**STATED GOAL:** Copy each line exactly. Drop every picture.
— start DATA EXCERPTS —
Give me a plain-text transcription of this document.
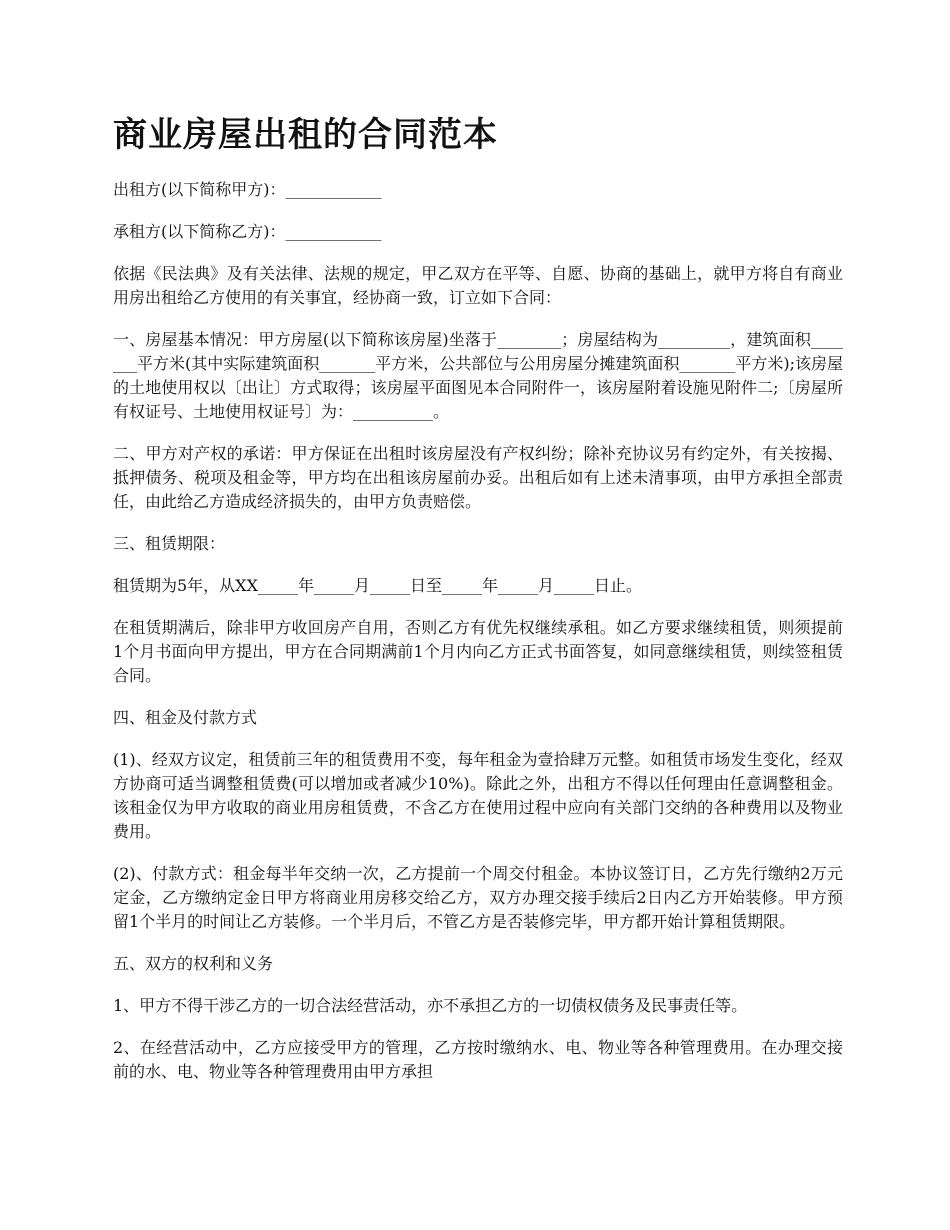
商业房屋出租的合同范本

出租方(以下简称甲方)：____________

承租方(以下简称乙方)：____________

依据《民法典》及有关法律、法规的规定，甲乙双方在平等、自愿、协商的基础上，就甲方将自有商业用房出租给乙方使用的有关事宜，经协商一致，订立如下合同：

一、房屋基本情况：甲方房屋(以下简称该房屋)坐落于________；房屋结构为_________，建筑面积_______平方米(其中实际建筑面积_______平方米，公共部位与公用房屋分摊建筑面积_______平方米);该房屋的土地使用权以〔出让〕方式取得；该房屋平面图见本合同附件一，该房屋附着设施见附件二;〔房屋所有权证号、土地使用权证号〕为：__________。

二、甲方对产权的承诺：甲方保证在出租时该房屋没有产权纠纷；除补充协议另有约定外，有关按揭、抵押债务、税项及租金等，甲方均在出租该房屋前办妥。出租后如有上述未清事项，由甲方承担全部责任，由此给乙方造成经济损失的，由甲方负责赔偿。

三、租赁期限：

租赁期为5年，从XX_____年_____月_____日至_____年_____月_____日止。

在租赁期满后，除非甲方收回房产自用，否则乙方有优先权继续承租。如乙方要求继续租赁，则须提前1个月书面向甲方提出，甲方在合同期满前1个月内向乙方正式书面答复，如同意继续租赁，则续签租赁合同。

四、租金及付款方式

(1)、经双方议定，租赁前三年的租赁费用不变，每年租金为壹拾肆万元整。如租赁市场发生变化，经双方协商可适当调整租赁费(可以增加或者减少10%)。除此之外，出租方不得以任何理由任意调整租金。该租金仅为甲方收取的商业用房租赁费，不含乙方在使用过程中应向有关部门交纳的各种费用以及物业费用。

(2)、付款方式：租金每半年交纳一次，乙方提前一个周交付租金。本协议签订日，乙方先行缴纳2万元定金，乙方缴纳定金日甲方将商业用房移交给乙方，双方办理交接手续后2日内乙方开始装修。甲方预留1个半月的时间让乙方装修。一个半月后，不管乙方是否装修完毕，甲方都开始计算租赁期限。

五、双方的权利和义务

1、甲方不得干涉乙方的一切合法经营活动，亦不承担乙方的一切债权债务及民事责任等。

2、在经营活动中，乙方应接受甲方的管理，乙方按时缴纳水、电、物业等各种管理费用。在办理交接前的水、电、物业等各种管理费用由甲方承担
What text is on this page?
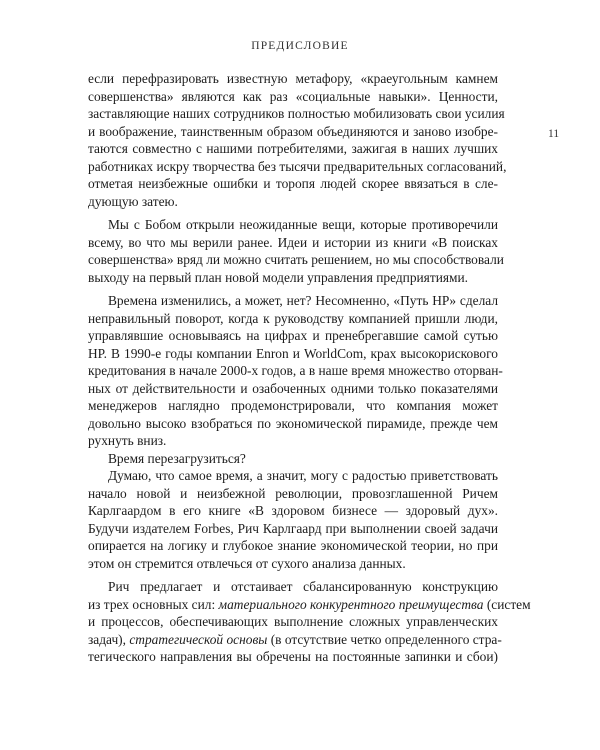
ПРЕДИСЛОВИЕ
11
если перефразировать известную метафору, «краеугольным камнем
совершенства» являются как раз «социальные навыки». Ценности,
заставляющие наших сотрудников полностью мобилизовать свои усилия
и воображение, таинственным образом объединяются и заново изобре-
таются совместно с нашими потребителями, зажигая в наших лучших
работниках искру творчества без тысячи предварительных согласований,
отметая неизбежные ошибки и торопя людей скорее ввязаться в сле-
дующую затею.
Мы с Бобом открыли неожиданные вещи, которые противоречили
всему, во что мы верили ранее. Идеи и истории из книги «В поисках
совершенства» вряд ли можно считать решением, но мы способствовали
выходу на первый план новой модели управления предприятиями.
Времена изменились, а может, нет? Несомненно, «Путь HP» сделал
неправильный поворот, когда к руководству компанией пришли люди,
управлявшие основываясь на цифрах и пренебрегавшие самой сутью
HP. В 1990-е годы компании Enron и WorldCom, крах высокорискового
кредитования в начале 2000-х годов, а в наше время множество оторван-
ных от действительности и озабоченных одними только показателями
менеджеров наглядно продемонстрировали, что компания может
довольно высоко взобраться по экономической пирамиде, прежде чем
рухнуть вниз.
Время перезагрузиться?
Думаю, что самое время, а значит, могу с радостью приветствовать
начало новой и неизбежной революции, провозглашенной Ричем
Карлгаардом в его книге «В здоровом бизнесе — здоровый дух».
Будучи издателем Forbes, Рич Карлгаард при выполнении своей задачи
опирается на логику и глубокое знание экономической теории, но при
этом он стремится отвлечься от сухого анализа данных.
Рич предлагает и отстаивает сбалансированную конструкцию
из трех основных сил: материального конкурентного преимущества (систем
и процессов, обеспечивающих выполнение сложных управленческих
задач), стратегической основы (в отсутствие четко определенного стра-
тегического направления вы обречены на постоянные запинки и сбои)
— end DATA EXCERPTS —
**ANSWER FOR THIS EXERCISE:**
Give me a plain-text transcription of this document.
商业房屋出租的合同范本

出租方(以下简称甲方)：____________

承租方(以下简称乙方)：____________

依据《民法典》及有关法律、法规的规定，甲乙双方在平等、自愿、协商的基础上，就甲方将自有商业用房出租给乙方使用的有关事宜，经协商一致，订立如下合同：

一、房屋基本情况：甲方房屋(以下简称该房屋)坐落于________；房屋结构为_________，建筑面积_______平方米(其中实际建筑面积_______平方米，公共部位与公用房屋分摊建筑面积_______平方米);该房屋的土地使用权以〔出让〕方式取得；该房屋平面图见本合同附件一，该房屋附着设施见附件二;〔房屋所有权证号、土地使用权证号〕为：__________。

二、甲方对产权的承诺：甲方保证在出租时该房屋没有产权纠纷；除补充协议另有约定外，有关按揭、抵押债务、税项及租金等，甲方均在出租该房屋前办妥。出租后如有上述未清事项，由甲方承担全部责任，由此给乙方造成经济损失的，由甲方负责赔偿。

三、租赁期限：

租赁期为5年，从XX_____年_____月_____日至_____年_____月_____日止。

在租赁期满后，除非甲方收回房产自用，否则乙方有优先权继续承租。如乙方要求继续租赁，则须提前1个月书面向甲方提出，甲方在合同期满前1个月内向乙方正式书面答复，如同意继续租赁，则续签租赁合同。

四、租金及付款方式

(1)、经双方议定，租赁前三年的租赁费用不变，每年租金为壹拾肆万元整。如租赁市场发生变化，经双方协商可适当调整租赁费(可以增加或者减少10%)。除此之外，出租方不得以任何理由任意调整租金。该租金仅为甲方收取的商业用房租赁费，不含乙方在使用过程中应向有关部门交纳的各种费用以及物业费用。

(2)、付款方式：租金每半年交纳一次，乙方提前一个周交付租金。本协议签订日，乙方先行缴纳2万元定金，乙方缴纳定金日甲方将商业用房移交给乙方，双方办理交接手续后2日内乙方开始装修。甲方预留1个半月的时间让乙方装修。一个半月后，不管乙方是否装修完毕，甲方都开始计算租赁期限。

五、双方的权利和义务

1、甲方不得干涉乙方的一切合法经营活动，亦不承担乙方的一切债权债务及民事责任等。

2、在经营活动中，乙方应接受甲方的管理，乙方按时缴纳水、电、物业等各种管理费用。在办理交接前的水、电、物业等各种管理费用由甲方承担
What text is on this page?
ПРЕДИСЛОВИЕ
11
если перефразировать известную метафору, «краеугольным камнем
совершенства» являются как раз «социальные навыки». Ценности,
заставляющие наших сотрудников полностью мобилизовать свои усилия
и воображение, таинственным образом объединяются и заново изобре-
таются совместно с нашими потребителями, зажигая в наших лучших
работниках искру творчества без тысячи предварительных согласований,
отметая неизбежные ошибки и торопя людей скорее ввязаться в сле-
дующую затею.
Мы с Бобом открыли неожиданные вещи, которые противоречили
всему, во что мы верили ранее. Идеи и истории из книги «В поисках
совершенства» вряд ли можно считать решением, но мы способствовали
выходу на первый план новой модели управления предприятиями.
Времена изменились, а может, нет? Несомненно, «Путь HP» сделал
неправильный поворот, когда к руководству компанией пришли люди,
управлявшие основываясь на цифрах и пренебрегавшие самой сутью
HP. В 1990-е годы компании Enron и WorldCom, крах высокорискового
кредитования в начале 2000-х годов, а в наше время множество оторван-
ных от действительности и озабоченных одними только показателями
менеджеров наглядно продемонстрировали, что компания может
довольно высоко взобраться по экономической пирамиде, прежде чем
рухнуть вниз.
Время перезагрузиться?
Думаю, что самое время, а значит, могу с радостью приветствовать
начало новой и неизбежной революции, провозглашенной Ричем
Карлгаардом в его книге «В здоровом бизнесе — здоровый дух».
Будучи издателем Forbes, Рич Карлгаард при выполнении своей задачи
опирается на логику и глубокое знание экономической теории, но при
этом он стремится отвлечься от сухого анализа данных.
Рич предлагает и отстаивает сбалансированную конструкцию
из трех основных сил: материального конкурентного преимущества (систем
и процессов, обеспечивающих выполнение сложных управленческих
задач), стратегической основы (в отсутствие четко определенного стра-
тегического направления вы обречены на постоянные запинки и сбои)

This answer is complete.